***** DATA RECORDS *****

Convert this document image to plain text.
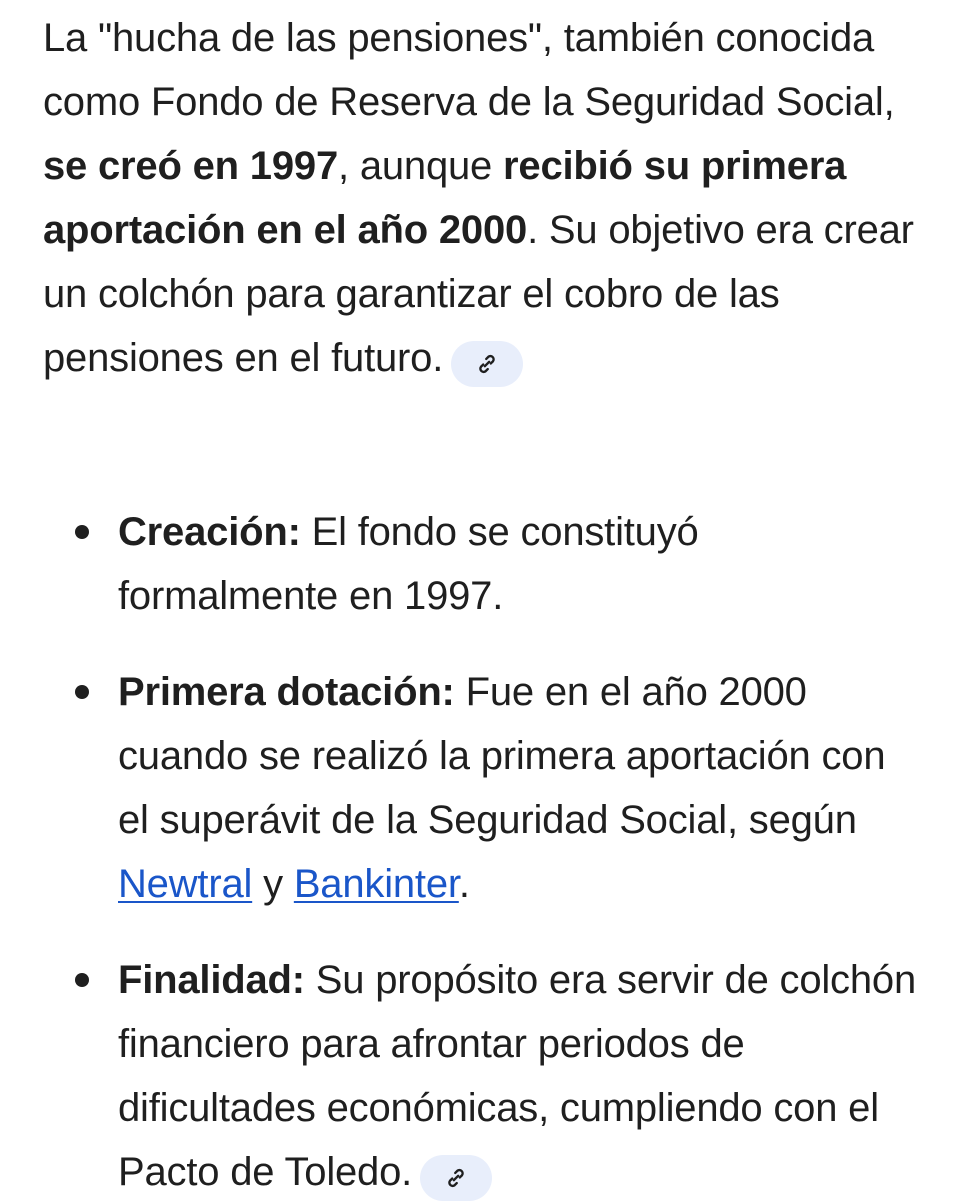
La "hucha de las pensiones", también conocida como Fondo de Reserva de la Seguridad Social, se creó en 1997, aunque recibió su primera aportación en el año 2000. Su objetivo era crear un colchón para garantizar el cobro de las pensiones en el futuro.

Creación: El fondo se constituyó formalmente en 1997.
Primera dotación: Fue en el año 2000 cuando se realizó la primera aportación con el superávit de la Seguridad Social, según Newtral y Bankinter.
Finalidad: Su propósito era servir de colchón financiero para afrontar periodos de dificultades económicas, cumpliendo con el Pacto de Toledo.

*****

_AIM:_
Retype the whole listing, keeping every line identical and omitting all pictures.

_SOLUTION:_
Convert this document image to plain text.
La "hucha de las pensiones", también conocida como Fondo de Reserva de la Seguridad Social, se creó en 1997, aunque recibió su primera aportación en el año 2000. Su objetivo era crear un colchón para garantizar el cobro de las pensiones en el futuro.

Creación: El fondo se constituyó formalmente en 1997.
Primera dotación: Fue en el año 2000 cuando se realizó la primera aportación con el superávit de la Seguridad Social, según Newtral y Bankinter.
Finalidad: Su propósito era servir de colchón financiero para afrontar periodos de dificultades económicas, cumpliendo con el Pacto de Toledo.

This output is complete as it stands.